• Goal of the exercise: Collect each line containing "this".

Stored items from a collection
** START **
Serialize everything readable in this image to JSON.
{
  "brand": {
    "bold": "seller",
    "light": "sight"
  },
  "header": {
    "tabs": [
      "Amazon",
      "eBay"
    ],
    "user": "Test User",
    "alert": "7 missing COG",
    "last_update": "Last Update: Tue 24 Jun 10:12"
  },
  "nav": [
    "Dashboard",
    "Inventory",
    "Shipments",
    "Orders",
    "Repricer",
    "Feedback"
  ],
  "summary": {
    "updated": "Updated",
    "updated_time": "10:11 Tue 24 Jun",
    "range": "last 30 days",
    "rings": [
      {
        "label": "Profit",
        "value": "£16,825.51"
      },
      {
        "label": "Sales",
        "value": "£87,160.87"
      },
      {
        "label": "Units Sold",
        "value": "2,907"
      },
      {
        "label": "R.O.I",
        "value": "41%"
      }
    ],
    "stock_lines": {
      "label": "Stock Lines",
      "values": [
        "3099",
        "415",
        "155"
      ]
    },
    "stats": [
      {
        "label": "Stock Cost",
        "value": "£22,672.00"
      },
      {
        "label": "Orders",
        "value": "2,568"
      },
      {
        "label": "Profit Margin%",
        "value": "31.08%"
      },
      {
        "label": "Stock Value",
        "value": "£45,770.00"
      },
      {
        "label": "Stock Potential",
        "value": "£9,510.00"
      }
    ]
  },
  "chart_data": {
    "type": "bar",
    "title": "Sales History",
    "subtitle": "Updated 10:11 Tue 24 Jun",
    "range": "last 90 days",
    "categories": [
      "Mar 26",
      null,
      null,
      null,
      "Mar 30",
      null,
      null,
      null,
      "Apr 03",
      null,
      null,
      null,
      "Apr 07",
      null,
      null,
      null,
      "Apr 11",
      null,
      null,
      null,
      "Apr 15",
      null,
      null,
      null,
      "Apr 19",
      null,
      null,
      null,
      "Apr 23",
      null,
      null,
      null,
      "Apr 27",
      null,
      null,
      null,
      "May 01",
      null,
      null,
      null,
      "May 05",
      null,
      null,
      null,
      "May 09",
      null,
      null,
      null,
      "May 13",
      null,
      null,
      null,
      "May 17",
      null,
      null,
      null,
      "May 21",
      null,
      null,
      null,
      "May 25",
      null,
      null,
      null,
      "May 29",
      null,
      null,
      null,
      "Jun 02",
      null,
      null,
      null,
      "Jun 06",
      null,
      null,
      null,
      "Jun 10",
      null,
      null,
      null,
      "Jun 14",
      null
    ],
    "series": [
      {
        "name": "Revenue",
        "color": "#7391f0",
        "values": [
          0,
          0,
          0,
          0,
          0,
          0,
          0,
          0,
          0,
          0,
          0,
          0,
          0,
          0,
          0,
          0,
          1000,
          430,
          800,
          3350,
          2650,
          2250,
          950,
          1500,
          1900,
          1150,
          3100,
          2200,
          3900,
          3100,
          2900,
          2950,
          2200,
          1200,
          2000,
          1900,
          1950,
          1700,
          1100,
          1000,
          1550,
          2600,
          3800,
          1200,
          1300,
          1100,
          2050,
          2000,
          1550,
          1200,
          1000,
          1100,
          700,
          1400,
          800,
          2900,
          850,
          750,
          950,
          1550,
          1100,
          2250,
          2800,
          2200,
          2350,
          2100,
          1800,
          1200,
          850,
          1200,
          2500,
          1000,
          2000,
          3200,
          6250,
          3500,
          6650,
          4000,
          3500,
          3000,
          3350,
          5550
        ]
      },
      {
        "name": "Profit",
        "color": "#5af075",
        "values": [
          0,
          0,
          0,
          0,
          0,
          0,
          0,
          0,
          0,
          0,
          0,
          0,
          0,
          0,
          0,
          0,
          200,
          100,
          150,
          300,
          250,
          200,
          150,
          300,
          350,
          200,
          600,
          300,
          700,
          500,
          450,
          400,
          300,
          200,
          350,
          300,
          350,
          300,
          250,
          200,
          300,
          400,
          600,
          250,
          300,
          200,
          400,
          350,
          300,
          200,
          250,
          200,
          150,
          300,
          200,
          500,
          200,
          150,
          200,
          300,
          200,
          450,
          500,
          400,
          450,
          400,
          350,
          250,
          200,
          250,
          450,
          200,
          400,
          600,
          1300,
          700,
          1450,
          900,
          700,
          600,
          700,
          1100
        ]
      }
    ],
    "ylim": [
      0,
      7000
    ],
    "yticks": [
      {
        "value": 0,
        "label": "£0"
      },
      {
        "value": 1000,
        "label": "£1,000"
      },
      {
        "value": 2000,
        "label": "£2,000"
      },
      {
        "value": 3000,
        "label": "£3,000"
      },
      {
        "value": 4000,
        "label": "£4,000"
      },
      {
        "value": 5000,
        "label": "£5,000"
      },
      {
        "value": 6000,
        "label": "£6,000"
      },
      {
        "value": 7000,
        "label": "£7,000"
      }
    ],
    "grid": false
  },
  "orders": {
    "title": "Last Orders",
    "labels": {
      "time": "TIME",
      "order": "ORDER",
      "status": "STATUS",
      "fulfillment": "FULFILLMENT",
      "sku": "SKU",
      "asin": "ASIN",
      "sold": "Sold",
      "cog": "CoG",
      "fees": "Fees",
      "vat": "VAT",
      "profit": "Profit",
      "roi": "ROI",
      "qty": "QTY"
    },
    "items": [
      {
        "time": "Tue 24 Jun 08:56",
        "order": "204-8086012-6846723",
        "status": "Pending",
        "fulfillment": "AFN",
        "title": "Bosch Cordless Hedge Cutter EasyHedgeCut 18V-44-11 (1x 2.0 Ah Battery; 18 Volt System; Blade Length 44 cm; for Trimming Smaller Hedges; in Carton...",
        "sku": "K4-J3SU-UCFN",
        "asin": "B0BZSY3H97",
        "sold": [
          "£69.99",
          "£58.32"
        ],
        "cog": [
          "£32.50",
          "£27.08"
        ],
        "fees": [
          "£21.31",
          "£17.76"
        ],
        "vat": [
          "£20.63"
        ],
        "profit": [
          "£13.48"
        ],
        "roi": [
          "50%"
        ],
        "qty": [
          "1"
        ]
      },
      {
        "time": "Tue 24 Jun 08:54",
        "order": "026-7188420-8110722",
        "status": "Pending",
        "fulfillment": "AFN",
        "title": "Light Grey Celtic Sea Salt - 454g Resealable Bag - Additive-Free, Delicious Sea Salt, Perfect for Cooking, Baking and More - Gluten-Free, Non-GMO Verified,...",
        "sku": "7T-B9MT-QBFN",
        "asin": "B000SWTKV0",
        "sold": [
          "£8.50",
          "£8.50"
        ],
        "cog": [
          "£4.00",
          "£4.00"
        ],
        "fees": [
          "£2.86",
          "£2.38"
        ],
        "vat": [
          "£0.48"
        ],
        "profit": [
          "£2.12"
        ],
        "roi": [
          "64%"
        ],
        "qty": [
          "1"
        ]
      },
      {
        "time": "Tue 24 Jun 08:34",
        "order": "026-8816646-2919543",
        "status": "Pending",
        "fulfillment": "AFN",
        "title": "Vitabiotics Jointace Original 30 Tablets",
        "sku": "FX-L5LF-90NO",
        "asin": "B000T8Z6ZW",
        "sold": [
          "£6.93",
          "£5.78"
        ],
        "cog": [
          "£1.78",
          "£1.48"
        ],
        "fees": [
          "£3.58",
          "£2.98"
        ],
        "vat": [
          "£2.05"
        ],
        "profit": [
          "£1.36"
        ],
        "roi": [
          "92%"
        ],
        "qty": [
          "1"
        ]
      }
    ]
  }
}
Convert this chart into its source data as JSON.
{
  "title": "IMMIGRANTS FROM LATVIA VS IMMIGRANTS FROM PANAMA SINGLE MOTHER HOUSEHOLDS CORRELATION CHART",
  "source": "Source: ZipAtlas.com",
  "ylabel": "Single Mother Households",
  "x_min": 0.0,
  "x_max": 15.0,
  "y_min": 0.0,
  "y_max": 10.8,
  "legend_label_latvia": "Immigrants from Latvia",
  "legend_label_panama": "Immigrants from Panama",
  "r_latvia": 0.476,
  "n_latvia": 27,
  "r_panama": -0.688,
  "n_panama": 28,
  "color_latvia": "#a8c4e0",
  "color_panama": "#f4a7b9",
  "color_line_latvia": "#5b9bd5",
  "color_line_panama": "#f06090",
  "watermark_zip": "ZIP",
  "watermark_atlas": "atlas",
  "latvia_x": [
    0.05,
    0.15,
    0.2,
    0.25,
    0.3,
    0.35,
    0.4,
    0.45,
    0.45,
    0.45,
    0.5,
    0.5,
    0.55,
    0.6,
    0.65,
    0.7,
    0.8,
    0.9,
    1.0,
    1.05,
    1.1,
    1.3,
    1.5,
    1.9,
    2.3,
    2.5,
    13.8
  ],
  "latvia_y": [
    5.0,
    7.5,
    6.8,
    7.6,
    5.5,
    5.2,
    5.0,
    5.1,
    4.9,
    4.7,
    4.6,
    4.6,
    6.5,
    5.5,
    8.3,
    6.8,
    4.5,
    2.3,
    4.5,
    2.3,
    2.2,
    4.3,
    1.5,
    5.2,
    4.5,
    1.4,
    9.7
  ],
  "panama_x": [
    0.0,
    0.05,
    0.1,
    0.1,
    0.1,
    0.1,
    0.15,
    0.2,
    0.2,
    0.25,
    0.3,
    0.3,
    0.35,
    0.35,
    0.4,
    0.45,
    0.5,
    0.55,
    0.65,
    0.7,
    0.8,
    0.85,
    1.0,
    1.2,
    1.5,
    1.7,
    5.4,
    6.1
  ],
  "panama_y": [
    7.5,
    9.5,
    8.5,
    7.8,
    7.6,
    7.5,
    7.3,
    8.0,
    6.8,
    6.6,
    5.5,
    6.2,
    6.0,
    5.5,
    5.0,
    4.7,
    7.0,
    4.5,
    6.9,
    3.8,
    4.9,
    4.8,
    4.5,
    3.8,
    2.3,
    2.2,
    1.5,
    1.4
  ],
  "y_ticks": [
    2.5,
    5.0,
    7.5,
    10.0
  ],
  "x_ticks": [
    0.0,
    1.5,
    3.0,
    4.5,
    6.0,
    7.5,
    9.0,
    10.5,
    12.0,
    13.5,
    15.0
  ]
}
** END **
• Expected answer:
Serialize everything readable in this image to JSON.
Convert this chart into its source data as JSON.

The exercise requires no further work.